WORK TO BE COMPLETED — All of the records below need to be copied exactly.
━━━━━━
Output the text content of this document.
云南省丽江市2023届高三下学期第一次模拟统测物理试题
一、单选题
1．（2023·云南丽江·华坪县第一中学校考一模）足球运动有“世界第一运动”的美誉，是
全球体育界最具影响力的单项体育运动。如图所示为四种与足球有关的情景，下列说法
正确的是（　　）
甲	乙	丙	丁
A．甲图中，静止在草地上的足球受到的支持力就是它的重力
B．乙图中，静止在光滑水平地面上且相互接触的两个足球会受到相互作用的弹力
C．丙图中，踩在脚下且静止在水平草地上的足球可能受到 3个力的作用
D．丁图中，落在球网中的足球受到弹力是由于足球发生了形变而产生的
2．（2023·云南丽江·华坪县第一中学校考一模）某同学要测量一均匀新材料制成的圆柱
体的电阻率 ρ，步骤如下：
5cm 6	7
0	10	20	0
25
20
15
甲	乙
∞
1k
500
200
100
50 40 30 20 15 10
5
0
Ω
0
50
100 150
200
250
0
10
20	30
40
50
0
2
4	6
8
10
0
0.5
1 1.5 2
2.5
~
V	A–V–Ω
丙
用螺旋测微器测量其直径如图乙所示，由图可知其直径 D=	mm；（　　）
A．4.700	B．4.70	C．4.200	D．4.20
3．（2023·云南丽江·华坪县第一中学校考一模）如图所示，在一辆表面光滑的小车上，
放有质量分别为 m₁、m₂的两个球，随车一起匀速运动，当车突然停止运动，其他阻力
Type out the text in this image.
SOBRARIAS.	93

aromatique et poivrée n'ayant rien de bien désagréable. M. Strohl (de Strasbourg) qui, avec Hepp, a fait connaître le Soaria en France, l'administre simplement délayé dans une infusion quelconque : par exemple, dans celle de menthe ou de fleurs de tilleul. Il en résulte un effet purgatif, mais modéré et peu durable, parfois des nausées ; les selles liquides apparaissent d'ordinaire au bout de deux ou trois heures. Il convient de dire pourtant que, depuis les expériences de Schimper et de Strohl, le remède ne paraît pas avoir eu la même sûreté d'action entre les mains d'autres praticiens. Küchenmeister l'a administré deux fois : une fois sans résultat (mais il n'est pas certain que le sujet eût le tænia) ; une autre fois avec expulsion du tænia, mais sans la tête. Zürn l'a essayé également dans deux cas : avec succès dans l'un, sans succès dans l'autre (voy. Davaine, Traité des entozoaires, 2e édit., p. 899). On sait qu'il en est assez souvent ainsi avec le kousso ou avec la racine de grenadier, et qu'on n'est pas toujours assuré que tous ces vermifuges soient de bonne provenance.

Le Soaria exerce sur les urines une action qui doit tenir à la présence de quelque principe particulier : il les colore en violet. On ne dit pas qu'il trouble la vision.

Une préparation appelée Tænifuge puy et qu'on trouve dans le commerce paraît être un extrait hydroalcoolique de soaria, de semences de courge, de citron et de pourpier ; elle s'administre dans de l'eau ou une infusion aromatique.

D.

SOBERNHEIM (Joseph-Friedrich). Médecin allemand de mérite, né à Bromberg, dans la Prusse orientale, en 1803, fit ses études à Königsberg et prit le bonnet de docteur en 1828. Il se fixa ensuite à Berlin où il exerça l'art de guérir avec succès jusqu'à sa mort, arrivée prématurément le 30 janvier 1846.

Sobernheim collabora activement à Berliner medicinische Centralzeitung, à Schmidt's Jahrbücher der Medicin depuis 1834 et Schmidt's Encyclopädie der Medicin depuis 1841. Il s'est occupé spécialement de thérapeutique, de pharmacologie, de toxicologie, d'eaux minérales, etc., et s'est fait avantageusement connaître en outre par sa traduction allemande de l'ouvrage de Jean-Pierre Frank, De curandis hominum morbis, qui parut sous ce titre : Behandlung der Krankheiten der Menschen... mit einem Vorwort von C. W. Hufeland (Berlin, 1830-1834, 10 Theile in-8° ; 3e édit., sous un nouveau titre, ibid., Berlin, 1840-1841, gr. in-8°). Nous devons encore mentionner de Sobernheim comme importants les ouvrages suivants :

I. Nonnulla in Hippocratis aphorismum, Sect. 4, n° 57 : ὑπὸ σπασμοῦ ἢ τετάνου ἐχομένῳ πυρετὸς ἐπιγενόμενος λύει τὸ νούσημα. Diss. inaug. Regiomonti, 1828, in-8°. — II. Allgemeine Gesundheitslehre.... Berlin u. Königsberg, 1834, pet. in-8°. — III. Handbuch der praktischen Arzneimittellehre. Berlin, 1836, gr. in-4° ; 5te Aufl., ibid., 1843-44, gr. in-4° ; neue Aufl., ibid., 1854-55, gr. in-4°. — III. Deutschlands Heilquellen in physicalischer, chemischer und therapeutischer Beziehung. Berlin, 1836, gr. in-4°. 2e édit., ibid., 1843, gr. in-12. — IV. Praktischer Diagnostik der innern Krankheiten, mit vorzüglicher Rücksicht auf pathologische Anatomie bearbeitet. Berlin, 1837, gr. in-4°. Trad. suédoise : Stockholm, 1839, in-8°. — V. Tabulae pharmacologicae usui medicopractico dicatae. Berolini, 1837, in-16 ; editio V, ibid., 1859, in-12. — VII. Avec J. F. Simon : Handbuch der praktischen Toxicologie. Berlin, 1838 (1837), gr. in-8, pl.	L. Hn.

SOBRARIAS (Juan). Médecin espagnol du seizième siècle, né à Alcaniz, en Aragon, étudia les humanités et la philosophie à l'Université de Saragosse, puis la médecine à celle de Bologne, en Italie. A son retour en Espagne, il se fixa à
━━━━━━
SOLUTION FOR THIS TASK —
Output the text content of this document.
云南省丽江市2023届高三下学期第一次模拟统测物理试题
一、单选题
1．（2023·云南丽江·华坪县第一中学校考一模）足球运动有“世界第一运动”的美誉，是
全球体育界最具影响力的单项体育运动。如图所示为四种与足球有关的情景，下列说法
正确的是（　　）
甲	乙	丙	丁
A．甲图中，静止在草地上的足球受到的支持力就是它的重力
B．乙图中，静止在光滑水平地面上且相互接触的两个足球会受到相互作用的弹力
C．丙图中，踩在脚下且静止在水平草地上的足球可能受到 3个力的作用
D．丁图中，落在球网中的足球受到弹力是由于足球发生了形变而产生的
2．（2023·云南丽江·华坪县第一中学校考一模）某同学要测量一均匀新材料制成的圆柱
体的电阻率 ρ，步骤如下：
5cm 6	7
0	10	20	0
25
20
15
甲	乙
∞
1k
500
200
100
50 40 30 20 15 10
5
0
Ω
0
50
100 150
200
250
0
10
20	30
40
50
0
2
4	6
8
10
0
0.5
1 1.5 2
2.5
~
V	A–V–Ω
丙
用螺旋测微器测量其直径如图乙所示，由图可知其直径 D=	mm；（　　）
A．4.700	B．4.70	C．4.200	D．4.20
3．（2023·云南丽江·华坪县第一中学校考一模）如图所示，在一辆表面光滑的小车上，
放有质量分别为 m₁、m₂的两个球，随车一起匀速运动，当车突然停止运动，其他阻力
Type out the text in this image.
SOBRARIAS.	93

aromatique et poivrée n'ayant rien de bien désagréable. M. Strohl (de Strasbourg) qui, avec Hepp, a fait connaître le Soaria en France, l'administre simplement délayé dans une infusion quelconque : par exemple, dans celle de menthe ou de fleurs de tilleul. Il en résulte un effet purgatif, mais modéré et peu durable, parfois des nausées ; les selles liquides apparaissent d'ordinaire au bout de deux ou trois heures. Il convient de dire pourtant que, depuis les expériences de Schimper et de Strohl, le remède ne paraît pas avoir eu la même sûreté d'action entre les mains d'autres praticiens. Küchenmeister l'a administré deux fois : une fois sans résultat (mais il n'est pas certain que le sujet eût le tænia) ; une autre fois avec expulsion du tænia, mais sans la tête. Zürn l'a essayé également dans deux cas : avec succès dans l'un, sans succès dans l'autre (voy. Davaine, Traité des entozoaires, 2e édit., p. 899). On sait qu'il en est assez souvent ainsi avec le kousso ou avec la racine de grenadier, et qu'on n'est pas toujours assuré que tous ces vermifuges soient de bonne provenance.

Le Soaria exerce sur les urines une action qui doit tenir à la présence de quelque principe particulier : il les colore en violet. On ne dit pas qu'il trouble la vision.

Une préparation appelée Tænifuge puy et qu'on trouve dans le commerce paraît être un extrait hydroalcoolique de soaria, de semences de courge, de citron et de pourpier ; elle s'administre dans de l'eau ou une infusion aromatique.

D.

SOBERNHEIM (Joseph-Friedrich). Médecin allemand de mérite, né à Bromberg, dans la Prusse orientale, en 1803, fit ses études à Königsberg et prit le bonnet de docteur en 1828. Il se fixa ensuite à Berlin où il exerça l'art de guérir avec succès jusqu'à sa mort, arrivée prématurément le 30 janvier 1846.

Sobernheim collabora activement à Berliner medicinische Centralzeitung, à Schmidt's Jahrbücher der Medicin depuis 1834 et Schmidt's Encyclopädie der Medicin depuis 1841. Il s'est occupé spécialement de thérapeutique, de pharmacologie, de toxicologie, d'eaux minérales, etc., et s'est fait avantageusement connaître en outre par sa traduction allemande de l'ouvrage de Jean-Pierre Frank, De curandis hominum morbis, qui parut sous ce titre : Behandlung der Krankheiten der Menschen... mit einem Vorwort von C. W. Hufeland (Berlin, 1830-1834, 10 Theile in-8° ; 3e édit., sous un nouveau titre, ibid., Berlin, 1840-1841, gr. in-8°). Nous devons encore mentionner de Sobernheim comme importants les ouvrages suivants :

I. Nonnulla in Hippocratis aphorismum, Sect. 4, n° 57 : ὑπὸ σπασμοῦ ἢ τετάνου ἐχομένῳ πυρετὸς ἐπιγενόμενος λύει τὸ νούσημα. Diss. inaug. Regiomonti, 1828, in-8°. — II. Allgemeine Gesundheitslehre.... Berlin u. Königsberg, 1834, pet. in-8°. — III. Handbuch der praktischen Arzneimittellehre. Berlin, 1836, gr. in-4° ; 5te Aufl., ibid., 1843-44, gr. in-4° ; neue Aufl., ibid., 1854-55, gr. in-4°. — III. Deutschlands Heilquellen in physicalischer, chemischer und therapeutischer Beziehung. Berlin, 1836, gr. in-4°. 2e édit., ibid., 1843, gr. in-12. — IV. Praktischer Diagnostik der innern Krankheiten, mit vorzüglicher Rücksicht auf pathologische Anatomie bearbeitet. Berlin, 1837, gr. in-4°. Trad. suédoise : Stockholm, 1839, in-8°. — V. Tabulae pharmacologicae usui medicopractico dicatae. Berolini, 1837, in-16 ; editio V, ibid., 1859, in-12. — VII. Avec J. F. Simon : Handbuch der praktischen Toxicologie. Berlin, 1838 (1837), gr. in-8, pl.	L. Hn.

SOBRARIAS (Juan). Médecin espagnol du seizième siècle, né à Alcaniz, en Aragon, étudia les humanités et la philosophie à l'Université de Saragosse, puis la médecine à celle de Bologne, en Italie. A son retour en Espagne, il se fixa à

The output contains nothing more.